### Provided records
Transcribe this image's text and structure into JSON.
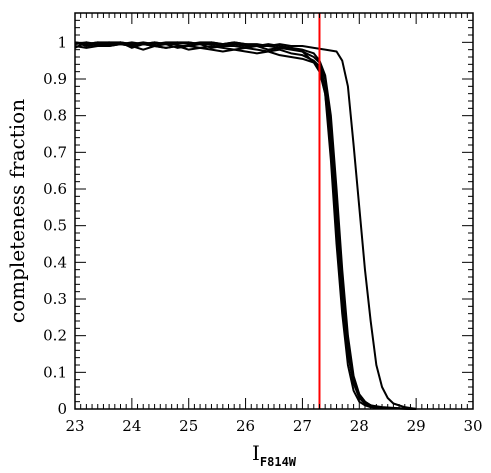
{
  "chart_data": {
    "type": "line",
    "title": "",
    "xlabel": "I",
    "xlabel_subscript": "F814W",
    "ylabel": "completeness fraction",
    "xlim": [
      23,
      30
    ],
    "ylim": [
      0,
      1.08
    ],
    "x_ticks": [
      23,
      24,
      25,
      26,
      27,
      28,
      29,
      30
    ],
    "y_ticks": [
      0,
      0.1,
      0.2,
      0.3,
      0.4,
      0.5,
      0.6,
      0.7,
      0.8,
      0.9,
      1
    ],
    "grid": false,
    "legend": "none",
    "reference_line": {
      "x": 27.3,
      "color": "#ff0000"
    },
    "series_color": "#000000",
    "series": [
      {
        "x": [
          23,
          23.2,
          23.4,
          23.6,
          23.8,
          24.0,
          24.2,
          24.4,
          24.6,
          24.8,
          25.0,
          25.2,
          25.4,
          25.6,
          25.8,
          26.0,
          26.2,
          26.4,
          26.6,
          26.8,
          27.0,
          27.2,
          27.3,
          27.4,
          27.5,
          27.6,
          27.7,
          27.8,
          27.9,
          28.0,
          28.1,
          28.2,
          28.3,
          28.5,
          28.8,
          29.0
        ],
        "values": [
          0.99,
          0.985,
          0.99,
          0.99,
          0.995,
          0.99,
          0.98,
          0.99,
          0.985,
          0.99,
          0.98,
          0.985,
          0.98,
          0.975,
          0.98,
          0.975,
          0.97,
          0.975,
          0.965,
          0.96,
          0.955,
          0.945,
          0.93,
          0.86,
          0.68,
          0.45,
          0.26,
          0.12,
          0.05,
          0.02,
          0.01,
          0.005,
          0.003,
          0.002,
          0.001,
          0.0
        ]
      },
      {
        "x": [
          23,
          23.2,
          23.4,
          23.6,
          23.8,
          24.0,
          24.2,
          24.4,
          24.6,
          24.8,
          25.0,
          25.2,
          25.4,
          25.6,
          25.8,
          26.0,
          26.2,
          26.4,
          26.6,
          26.8,
          27.0,
          27.2,
          27.3,
          27.4,
          27.5,
          27.6,
          27.7,
          27.8,
          27.9,
          28.0,
          28.1,
          28.2,
          28.3,
          28.5,
          28.8,
          29.0
        ],
        "values": [
          1.0,
          0.99,
          0.995,
          0.99,
          0.995,
          0.99,
          0.995,
          0.99,
          0.985,
          0.99,
          0.99,
          0.985,
          0.99,
          0.985,
          0.98,
          0.985,
          0.98,
          0.975,
          0.98,
          0.97,
          0.965,
          0.95,
          0.935,
          0.88,
          0.72,
          0.5,
          0.3,
          0.15,
          0.07,
          0.03,
          0.015,
          0.008,
          0.005,
          0.003,
          0.001,
          0.0
        ]
      },
      {
        "x": [
          23,
          23.2,
          23.4,
          23.6,
          23.8,
          24.0,
          24.2,
          24.4,
          24.6,
          24.8,
          25.0,
          25.2,
          25.4,
          25.6,
          25.8,
          26.0,
          26.2,
          26.4,
          26.6,
          26.8,
          27.0,
          27.2,
          27.3,
          27.4,
          27.5,
          27.6,
          27.7,
          27.8,
          27.9,
          28.0,
          28.1,
          28.2,
          28.3,
          28.5,
          28.8,
          29.0
        ],
        "values": [
          0.985,
          1.0,
          0.99,
          0.995,
          1.0,
          0.985,
          0.995,
          0.99,
          0.995,
          0.985,
          0.99,
          0.995,
          0.985,
          0.99,
          0.99,
          0.985,
          0.99,
          0.98,
          0.985,
          0.98,
          0.975,
          0.96,
          0.945,
          0.9,
          0.76,
          0.55,
          0.34,
          0.18,
          0.08,
          0.035,
          0.015,
          0.008,
          0.004,
          0.002,
          0.001,
          0.0
        ]
      },
      {
        "x": [
          23,
          23.2,
          23.4,
          23.6,
          23.8,
          24.0,
          24.2,
          24.4,
          24.6,
          24.8,
          25.0,
          25.2,
          25.4,
          25.6,
          25.8,
          26.0,
          26.2,
          26.4,
          26.6,
          26.8,
          27.0,
          27.2,
          27.3,
          27.4,
          27.5,
          27.6,
          27.7,
          27.8,
          27.9,
          28.0,
          28.1,
          28.2,
          28.3,
          28.5,
          28.8,
          29.0
        ],
        "values": [
          1.0,
          0.995,
          1.0,
          1.0,
          0.995,
          1.0,
          0.995,
          1.0,
          0.995,
          0.995,
          1.0,
          0.995,
          0.995,
          0.99,
          0.995,
          0.99,
          0.99,
          0.99,
          0.985,
          0.985,
          0.98,
          0.97,
          0.95,
          0.91,
          0.8,
          0.6,
          0.38,
          0.2,
          0.09,
          0.04,
          0.02,
          0.01,
          0.005,
          0.002,
          0.001,
          0.0
        ]
      },
      {
        "x": [
          23,
          23.2,
          23.4,
          23.6,
          23.8,
          24.0,
          24.2,
          24.4,
          24.6,
          24.8,
          25.0,
          25.2,
          25.4,
          25.6,
          25.8,
          26.0,
          26.2,
          26.4,
          26.6,
          26.8,
          27.0,
          27.2,
          27.4,
          27.6,
          27.7,
          27.8,
          27.9,
          28.0,
          28.1,
          28.2,
          28.3,
          28.4,
          28.5,
          28.6,
          28.8,
          29.0
        ],
        "values": [
          0.995,
          1.0,
          0.995,
          1.0,
          1.0,
          0.995,
          1.0,
          0.995,
          1.0,
          1.0,
          0.995,
          1.0,
          1.0,
          0.995,
          1.0,
          0.995,
          0.995,
          0.99,
          0.995,
          0.99,
          0.99,
          0.985,
          0.98,
          0.975,
          0.95,
          0.88,
          0.72,
          0.55,
          0.38,
          0.24,
          0.12,
          0.06,
          0.03,
          0.015,
          0.005,
          0.0
        ]
      },
      {
        "x": [
          23,
          23.2,
          23.4,
          23.6,
          23.8,
          24.0,
          24.2,
          24.4,
          24.6,
          24.8,
          25.0,
          25.2,
          25.4,
          25.6,
          25.8,
          26.0,
          26.2,
          26.4,
          26.6,
          26.8,
          27.0,
          27.1,
          27.2,
          27.3,
          27.4,
          27.5,
          27.6,
          27.7,
          27.8,
          27.9,
          28.0,
          28.1,
          28.2,
          28.4,
          28.7,
          29.0
        ],
        "values": [
          1.0,
          0.995,
          1.0,
          0.995,
          1.0,
          0.995,
          0.995,
          1.0,
          0.995,
          1.0,
          1.0,
          0.995,
          1.0,
          0.995,
          1.0,
          0.995,
          0.99,
          0.995,
          0.99,
          0.985,
          0.975,
          0.96,
          0.945,
          0.92,
          0.86,
          0.72,
          0.52,
          0.32,
          0.17,
          0.08,
          0.04,
          0.02,
          0.01,
          0.005,
          0.002,
          0.0
        ]
      }
    ]
  }
}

### The problem
Write out all the records again, exactly, minus any pictures.

### Expected output
Transcribe this image's text and structure into JSON.
{
  "chart_data": {
    "type": "line",
    "title": "",
    "xlabel": "I",
    "xlabel_subscript": "F814W",
    "ylabel": "completeness fraction",
    "xlim": [
      23,
      30
    ],
    "ylim": [
      0,
      1.08
    ],
    "x_ticks": [
      23,
      24,
      25,
      26,
      27,
      28,
      29,
      30
    ],
    "y_ticks": [
      0,
      0.1,
      0.2,
      0.3,
      0.4,
      0.5,
      0.6,
      0.7,
      0.8,
      0.9,
      1
    ],
    "grid": false,
    "legend": "none",
    "reference_line": {
      "x": 27.3,
      "color": "#ff0000"
    },
    "series_color": "#000000",
    "series": [
      {
        "x": [
          23,
          23.2,
          23.4,
          23.6,
          23.8,
          24.0,
          24.2,
          24.4,
          24.6,
          24.8,
          25.0,
          25.2,
          25.4,
          25.6,
          25.8,
          26.0,
          26.2,
          26.4,
          26.6,
          26.8,
          27.0,
          27.2,
          27.3,
          27.4,
          27.5,
          27.6,
          27.7,
          27.8,
          27.9,
          28.0,
          28.1,
          28.2,
          28.3,
          28.5,
          28.8,
          29.0
        ],
        "values": [
          0.99,
          0.985,
          0.99,
          0.99,
          0.995,
          0.99,
          0.98,
          0.99,
          0.985,
          0.99,
          0.98,
          0.985,
          0.98,
          0.975,
          0.98,
          0.975,
          0.97,
          0.975,
          0.965,
          0.96,
          0.955,
          0.945,
          0.93,
          0.86,
          0.68,
          0.45,
          0.26,
          0.12,
          0.05,
          0.02,
          0.01,
          0.005,
          0.003,
          0.002,
          0.001,
          0.0
        ]
      },
      {
        "x": [
          23,
          23.2,
          23.4,
          23.6,
          23.8,
          24.0,
          24.2,
          24.4,
          24.6,
          24.8,
          25.0,
          25.2,
          25.4,
          25.6,
          25.8,
          26.0,
          26.2,
          26.4,
          26.6,
          26.8,
          27.0,
          27.2,
          27.3,
          27.4,
          27.5,
          27.6,
          27.7,
          27.8,
          27.9,
          28.0,
          28.1,
          28.2,
          28.3,
          28.5,
          28.8,
          29.0
        ],
        "values": [
          1.0,
          0.99,
          0.995,
          0.99,
          0.995,
          0.99,
          0.995,
          0.99,
          0.985,
          0.99,
          0.99,
          0.985,
          0.99,
          0.985,
          0.98,
          0.985,
          0.98,
          0.975,
          0.98,
          0.97,
          0.965,
          0.95,
          0.935,
          0.88,
          0.72,
          0.5,
          0.3,
          0.15,
          0.07,
          0.03,
          0.015,
          0.008,
          0.005,
          0.003,
          0.001,
          0.0
        ]
      },
      {
        "x": [
          23,
          23.2,
          23.4,
          23.6,
          23.8,
          24.0,
          24.2,
          24.4,
          24.6,
          24.8,
          25.0,
          25.2,
          25.4,
          25.6,
          25.8,
          26.0,
          26.2,
          26.4,
          26.6,
          26.8,
          27.0,
          27.2,
          27.3,
          27.4,
          27.5,
          27.6,
          27.7,
          27.8,
          27.9,
          28.0,
          28.1,
          28.2,
          28.3,
          28.5,
          28.8,
          29.0
        ],
        "values": [
          0.985,
          1.0,
          0.99,
          0.995,
          1.0,
          0.985,
          0.995,
          0.99,
          0.995,
          0.985,
          0.99,
          0.995,
          0.985,
          0.99,
          0.99,
          0.985,
          0.99,
          0.98,
          0.985,
          0.98,
          0.975,
          0.96,
          0.945,
          0.9,
          0.76,
          0.55,
          0.34,
          0.18,
          0.08,
          0.035,
          0.015,
          0.008,
          0.004,
          0.002,
          0.001,
          0.0
        ]
      },
      {
        "x": [
          23,
          23.2,
          23.4,
          23.6,
          23.8,
          24.0,
          24.2,
          24.4,
          24.6,
          24.8,
          25.0,
          25.2,
          25.4,
          25.6,
          25.8,
          26.0,
          26.2,
          26.4,
          26.6,
          26.8,
          27.0,
          27.2,
          27.3,
          27.4,
          27.5,
          27.6,
          27.7,
          27.8,
          27.9,
          28.0,
          28.1,
          28.2,
          28.3,
          28.5,
          28.8,
          29.0
        ],
        "values": [
          1.0,
          0.995,
          1.0,
          1.0,
          0.995,
          1.0,
          0.995,
          1.0,
          0.995,
          0.995,
          1.0,
          0.995,
          0.995,
          0.99,
          0.995,
          0.99,
          0.99,
          0.99,
          0.985,
          0.985,
          0.98,
          0.97,
          0.95,
          0.91,
          0.8,
          0.6,
          0.38,
          0.2,
          0.09,
          0.04,
          0.02,
          0.01,
          0.005,
          0.002,
          0.001,
          0.0
        ]
      },
      {
        "x": [
          23,
          23.2,
          23.4,
          23.6,
          23.8,
          24.0,
          24.2,
          24.4,
          24.6,
          24.8,
          25.0,
          25.2,
          25.4,
          25.6,
          25.8,
          26.0,
          26.2,
          26.4,
          26.6,
          26.8,
          27.0,
          27.2,
          27.4,
          27.6,
          27.7,
          27.8,
          27.9,
          28.0,
          28.1,
          28.2,
          28.3,
          28.4,
          28.5,
          28.6,
          28.8,
          29.0
        ],
        "values": [
          0.995,
          1.0,
          0.995,
          1.0,
          1.0,
          0.995,
          1.0,
          0.995,
          1.0,
          1.0,
          0.995,
          1.0,
          1.0,
          0.995,
          1.0,
          0.995,
          0.995,
          0.99,
          0.995,
          0.99,
          0.99,
          0.985,
          0.98,
          0.975,
          0.95,
          0.88,
          0.72,
          0.55,
          0.38,
          0.24,
          0.12,
          0.06,
          0.03,
          0.015,
          0.005,
          0.0
        ]
      },
      {
        "x": [
          23,
          23.2,
          23.4,
          23.6,
          23.8,
          24.0,
          24.2,
          24.4,
          24.6,
          24.8,
          25.0,
          25.2,
          25.4,
          25.6,
          25.8,
          26.0,
          26.2,
          26.4,
          26.6,
          26.8,
          27.0,
          27.1,
          27.2,
          27.3,
          27.4,
          27.5,
          27.6,
          27.7,
          27.8,
          27.9,
          28.0,
          28.1,
          28.2,
          28.4,
          28.7,
          29.0
        ],
        "values": [
          1.0,
          0.995,
          1.0,
          0.995,
          1.0,
          0.995,
          0.995,
          1.0,
          0.995,
          1.0,
          1.0,
          0.995,
          1.0,
          0.995,
          1.0,
          0.995,
          0.99,
          0.995,
          0.99,
          0.985,
          0.975,
          0.96,
          0.945,
          0.92,
          0.86,
          0.72,
          0.52,
          0.32,
          0.17,
          0.08,
          0.04,
          0.02,
          0.01,
          0.005,
          0.002,
          0.0
        ]
      }
    ]
  }
}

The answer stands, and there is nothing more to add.